## Start SUPPLIED DATA

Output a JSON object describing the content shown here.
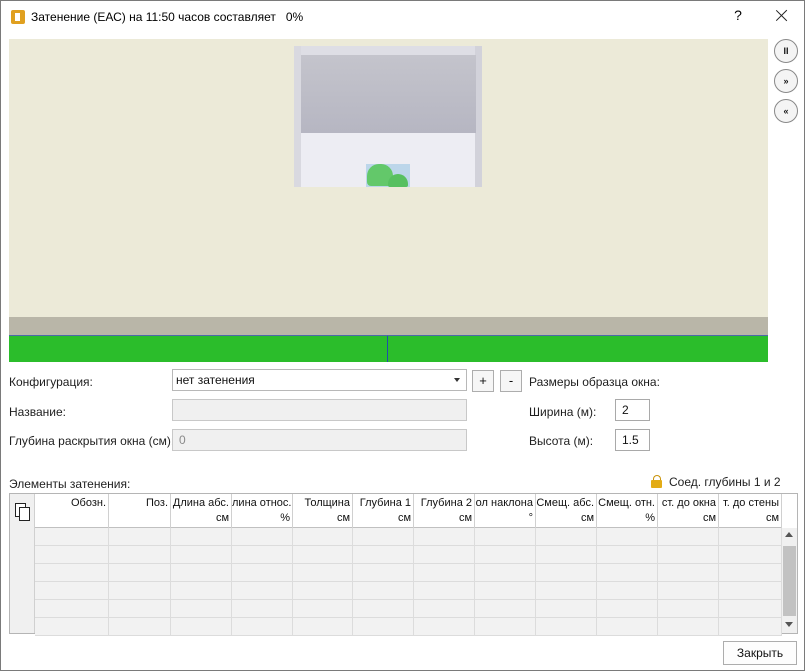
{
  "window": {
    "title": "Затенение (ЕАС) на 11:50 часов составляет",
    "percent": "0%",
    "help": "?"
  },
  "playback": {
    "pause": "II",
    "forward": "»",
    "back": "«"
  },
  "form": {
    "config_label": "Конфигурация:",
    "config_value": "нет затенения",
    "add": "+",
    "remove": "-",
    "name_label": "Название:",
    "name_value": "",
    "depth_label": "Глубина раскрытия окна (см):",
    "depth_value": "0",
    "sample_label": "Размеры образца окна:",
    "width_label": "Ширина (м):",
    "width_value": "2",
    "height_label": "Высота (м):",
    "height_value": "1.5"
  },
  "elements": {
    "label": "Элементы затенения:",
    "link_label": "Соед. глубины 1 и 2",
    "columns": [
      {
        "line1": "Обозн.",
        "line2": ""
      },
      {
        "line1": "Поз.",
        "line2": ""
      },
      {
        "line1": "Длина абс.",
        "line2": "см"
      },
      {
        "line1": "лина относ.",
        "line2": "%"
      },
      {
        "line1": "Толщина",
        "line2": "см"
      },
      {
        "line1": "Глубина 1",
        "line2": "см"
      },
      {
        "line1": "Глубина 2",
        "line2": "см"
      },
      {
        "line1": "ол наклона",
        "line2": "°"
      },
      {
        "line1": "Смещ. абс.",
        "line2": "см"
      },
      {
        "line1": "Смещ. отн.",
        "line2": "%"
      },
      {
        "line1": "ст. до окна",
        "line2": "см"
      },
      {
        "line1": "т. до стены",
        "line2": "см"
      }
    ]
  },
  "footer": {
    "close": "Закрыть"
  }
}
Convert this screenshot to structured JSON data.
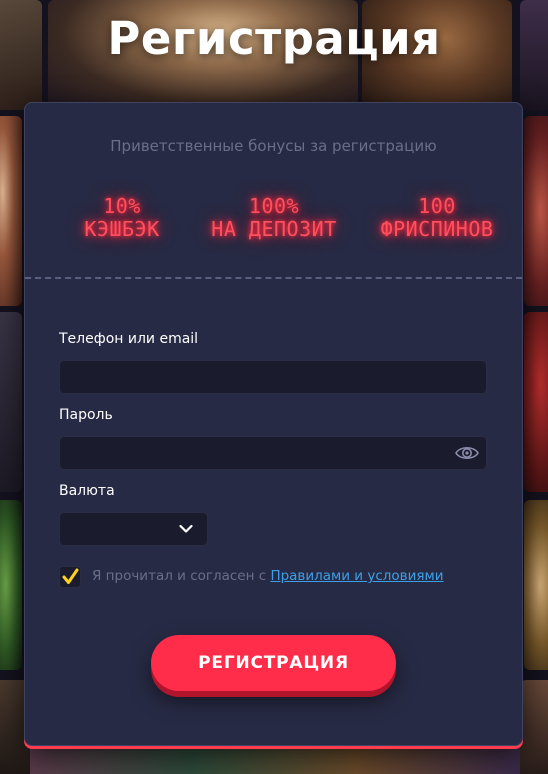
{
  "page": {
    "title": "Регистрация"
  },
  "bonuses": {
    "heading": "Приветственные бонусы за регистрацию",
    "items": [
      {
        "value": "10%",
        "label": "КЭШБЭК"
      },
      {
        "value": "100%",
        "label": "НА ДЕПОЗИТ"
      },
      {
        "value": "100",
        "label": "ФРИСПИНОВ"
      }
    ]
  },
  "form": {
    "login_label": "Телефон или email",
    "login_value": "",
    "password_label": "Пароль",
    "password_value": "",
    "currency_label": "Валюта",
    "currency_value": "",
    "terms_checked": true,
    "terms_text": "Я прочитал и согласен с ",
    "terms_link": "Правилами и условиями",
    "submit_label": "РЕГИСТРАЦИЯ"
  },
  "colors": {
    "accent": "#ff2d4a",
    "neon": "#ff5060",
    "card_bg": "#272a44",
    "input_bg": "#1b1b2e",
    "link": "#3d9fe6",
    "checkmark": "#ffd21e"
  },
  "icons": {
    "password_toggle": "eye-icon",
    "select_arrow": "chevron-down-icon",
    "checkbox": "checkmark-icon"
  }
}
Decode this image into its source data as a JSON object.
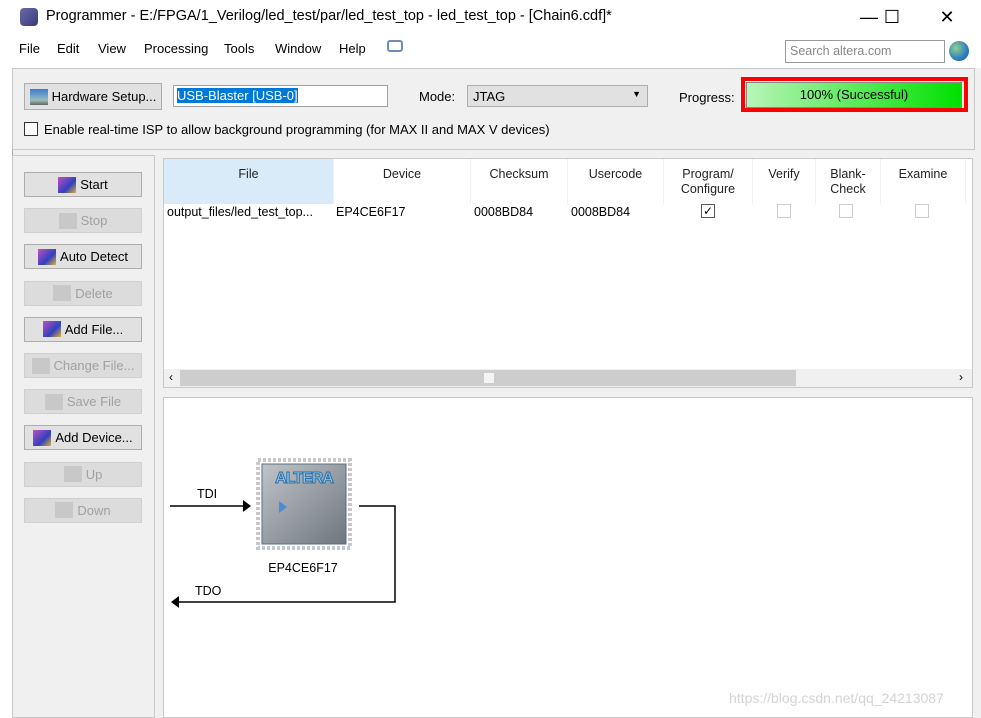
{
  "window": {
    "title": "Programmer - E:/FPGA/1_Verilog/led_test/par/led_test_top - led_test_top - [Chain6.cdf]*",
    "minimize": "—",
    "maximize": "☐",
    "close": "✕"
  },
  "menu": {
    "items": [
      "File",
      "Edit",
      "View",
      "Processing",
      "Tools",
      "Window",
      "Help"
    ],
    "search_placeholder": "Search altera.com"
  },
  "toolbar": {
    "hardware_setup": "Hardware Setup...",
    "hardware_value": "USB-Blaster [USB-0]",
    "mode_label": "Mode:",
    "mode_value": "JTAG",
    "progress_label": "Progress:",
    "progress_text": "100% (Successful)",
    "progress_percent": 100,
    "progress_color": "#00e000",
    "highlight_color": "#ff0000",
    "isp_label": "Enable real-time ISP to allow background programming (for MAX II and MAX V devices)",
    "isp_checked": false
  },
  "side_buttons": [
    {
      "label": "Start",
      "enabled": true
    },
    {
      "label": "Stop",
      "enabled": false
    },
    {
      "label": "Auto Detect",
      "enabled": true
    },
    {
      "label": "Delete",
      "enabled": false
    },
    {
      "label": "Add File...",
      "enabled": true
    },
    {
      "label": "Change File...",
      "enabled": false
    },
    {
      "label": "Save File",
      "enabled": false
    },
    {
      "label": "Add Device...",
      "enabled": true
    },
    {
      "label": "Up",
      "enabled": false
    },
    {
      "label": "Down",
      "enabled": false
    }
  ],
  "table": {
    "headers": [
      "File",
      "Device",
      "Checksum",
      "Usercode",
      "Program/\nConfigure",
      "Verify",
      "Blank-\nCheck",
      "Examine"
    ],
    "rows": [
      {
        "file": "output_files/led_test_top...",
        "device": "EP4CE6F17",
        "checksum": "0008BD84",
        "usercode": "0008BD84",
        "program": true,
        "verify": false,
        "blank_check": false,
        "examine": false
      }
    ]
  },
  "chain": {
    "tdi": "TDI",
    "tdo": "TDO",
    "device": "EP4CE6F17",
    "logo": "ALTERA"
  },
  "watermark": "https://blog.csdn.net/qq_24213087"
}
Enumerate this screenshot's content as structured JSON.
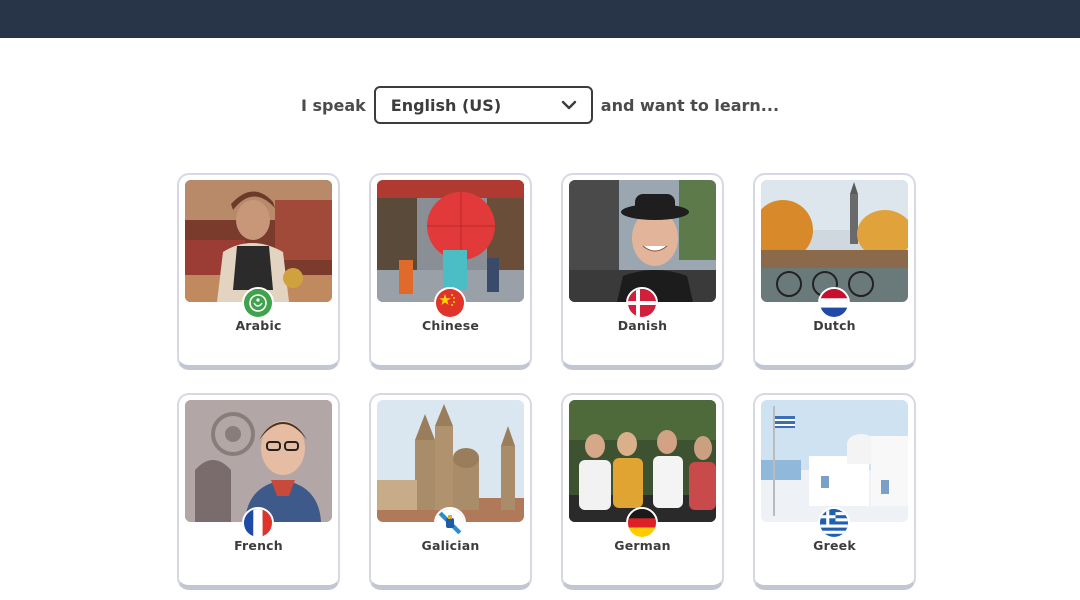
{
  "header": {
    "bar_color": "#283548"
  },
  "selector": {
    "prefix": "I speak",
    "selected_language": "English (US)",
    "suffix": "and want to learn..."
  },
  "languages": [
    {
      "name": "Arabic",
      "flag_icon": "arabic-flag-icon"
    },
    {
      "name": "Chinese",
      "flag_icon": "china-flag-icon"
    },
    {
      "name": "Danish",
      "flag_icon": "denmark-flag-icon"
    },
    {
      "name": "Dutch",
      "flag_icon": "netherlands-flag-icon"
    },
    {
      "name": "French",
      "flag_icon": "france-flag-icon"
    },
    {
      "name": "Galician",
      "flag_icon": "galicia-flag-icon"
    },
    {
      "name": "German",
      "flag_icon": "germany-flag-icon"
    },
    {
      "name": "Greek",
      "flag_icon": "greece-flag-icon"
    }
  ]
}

## End SUPPLIED DATA

Omit every picture while copying the listing above exactly.

RIGHT ANSWER:
Output a JSON object describing the content shown here.
{
  "window": {
    "title": "Затенение (ЕАС) на 11:50 часов составляет",
    "percent": "0%",
    "help": "?"
  },
  "playback": {
    "pause": "II",
    "forward": "»",
    "back": "«"
  },
  "form": {
    "config_label": "Конфигурация:",
    "config_value": "нет затенения",
    "add": "+",
    "remove": "-",
    "name_label": "Название:",
    "name_value": "",
    "depth_label": "Глубина раскрытия окна (см):",
    "depth_value": "0",
    "sample_label": "Размеры образца окна:",
    "width_label": "Ширина (м):",
    "width_value": "2",
    "height_label": "Высота (м):",
    "height_value": "1.5"
  },
  "elements": {
    "label": "Элементы затенения:",
    "link_label": "Соед. глубины 1 и 2",
    "columns": [
      {
        "line1": "Обозн.",
        "line2": ""
      },
      {
        "line1": "Поз.",
        "line2": ""
      },
      {
        "line1": "Длина абс.",
        "line2": "см"
      },
      {
        "line1": "лина относ.",
        "line2": "%"
      },
      {
        "line1": "Толщина",
        "line2": "см"
      },
      {
        "line1": "Глубина 1",
        "line2": "см"
      },
      {
        "line1": "Глубина 2",
        "line2": "см"
      },
      {
        "line1": "ол наклона",
        "line2": "°"
      },
      {
        "line1": "Смещ. абс.",
        "line2": "см"
      },
      {
        "line1": "Смещ. отн.",
        "line2": "%"
      },
      {
        "line1": "ст. до окна",
        "line2": "см"
      },
      {
        "line1": "т. до стены",
        "line2": "см"
      }
    ]
  },
  "footer": {
    "close": "Закрыть"
  }
}
Convert this screenshot to structured JSON data.
{
  "page": {
    "title": "Регистрация"
  },
  "bonuses": {
    "heading": "Приветственные бонусы за регистрацию",
    "items": [
      {
        "value": "10%",
        "label": "КЭШБЭК"
      },
      {
        "value": "100%",
        "label": "НА ДЕПОЗИТ"
      },
      {
        "value": "100",
        "label": "ФРИСПИНОВ"
      }
    ]
  },
  "form": {
    "login_label": "Телефон или email",
    "login_value": "",
    "password_label": "Пароль",
    "password_value": "",
    "currency_label": "Валюта",
    "currency_value": "",
    "terms_checked": true,
    "terms_text": "Я прочитал и согласен с ",
    "terms_link": "Правилами и условиями",
    "submit_label": "РЕГИСТРАЦИЯ"
  },
  "colors": {
    "accent": "#ff2d4a",
    "neon": "#ff5060",
    "card_bg": "#272a44",
    "input_bg": "#1b1b2e",
    "link": "#3d9fe6",
    "checkmark": "#ffd21e"
  },
  "icons": {
    "password_toggle": "eye-icon",
    "select_arrow": "chevron-down-icon",
    "checkbox": "checkmark-icon"
  }
}
Decode this image into its source data as a JSON object.
{
  "window": {
    "title": "Programmer - E:/FPGA/1_Verilog/led_test/par/led_test_top - led_test_top - [Chain6.cdf]*",
    "minimize": "—",
    "maximize": "☐",
    "close": "✕"
  },
  "menu": {
    "items": [
      "File",
      "Edit",
      "View",
      "Processing",
      "Tools",
      "Window",
      "Help"
    ],
    "search_placeholder": "Search altera.com"
  },
  "toolbar": {
    "hardware_setup": "Hardware Setup...",
    "hardware_value": "USB-Blaster [USB-0]",
    "mode_label": "Mode:",
    "mode_value": "JTAG",
    "progress_label": "Progress:",
    "progress_text": "100% (Successful)",
    "progress_percent": 100,
    "progress_color": "#00e000",
    "highlight_color": "#ff0000",
    "isp_label": "Enable real-time ISP to allow background programming (for MAX II and MAX V devices)",
    "isp_checked": false
  },
  "side_buttons": [
    {
      "label": "Start",
      "enabled": true
    },
    {
      "label": "Stop",
      "enabled": false
    },
    {
      "label": "Auto Detect",
      "enabled": true
    },
    {
      "label": "Delete",
      "enabled": false
    },
    {
      "label": "Add File...",
      "enabled": true
    },
    {
      "label": "Change File...",
      "enabled": false
    },
    {
      "label": "Save File",
      "enabled": false
    },
    {
      "label": "Add Device...",
      "enabled": true
    },
    {
      "label": "Up",
      "enabled": false
    },
    {
      "label": "Down",
      "enabled": false
    }
  ],
  "table": {
    "headers": [
      "File",
      "Device",
      "Checksum",
      "Usercode",
      "Program/\nConfigure",
      "Verify",
      "Blank-\nCheck",
      "Examine"
    ],
    "rows": [
      {
        "file": "output_files/led_test_top...",
        "device": "EP4CE6F17",
        "checksum": "0008BD84",
        "usercode": "0008BD84",
        "program": true,
        "verify": false,
        "blank_check": false,
        "examine": false
      }
    ]
  },
  "chain": {
    "tdi": "TDI",
    "tdo": "TDO",
    "device": "EP4CE6F17",
    "logo": "ALTERA"
  },
  "watermark": "https://blog.csdn.net/qq_24213087"
}
Enumerate this screenshot's content as structured JSON.
{
  "header": {
    "bar_color": "#283548"
  },
  "selector": {
    "prefix": "I speak",
    "selected_language": "English (US)",
    "suffix": "and want to learn..."
  },
  "languages": [
    {
      "name": "Arabic",
      "flag_icon": "arabic-flag-icon"
    },
    {
      "name": "Chinese",
      "flag_icon": "china-flag-icon"
    },
    {
      "name": "Danish",
      "flag_icon": "denmark-flag-icon"
    },
    {
      "name": "Dutch",
      "flag_icon": "netherlands-flag-icon"
    },
    {
      "name": "French",
      "flag_icon": "france-flag-icon"
    },
    {
      "name": "Galician",
      "flag_icon": "galicia-flag-icon"
    },
    {
      "name": "German",
      "flag_icon": "germany-flag-icon"
    },
    {
      "name": "Greek",
      "flag_icon": "greece-flag-icon"
    }
  ]
}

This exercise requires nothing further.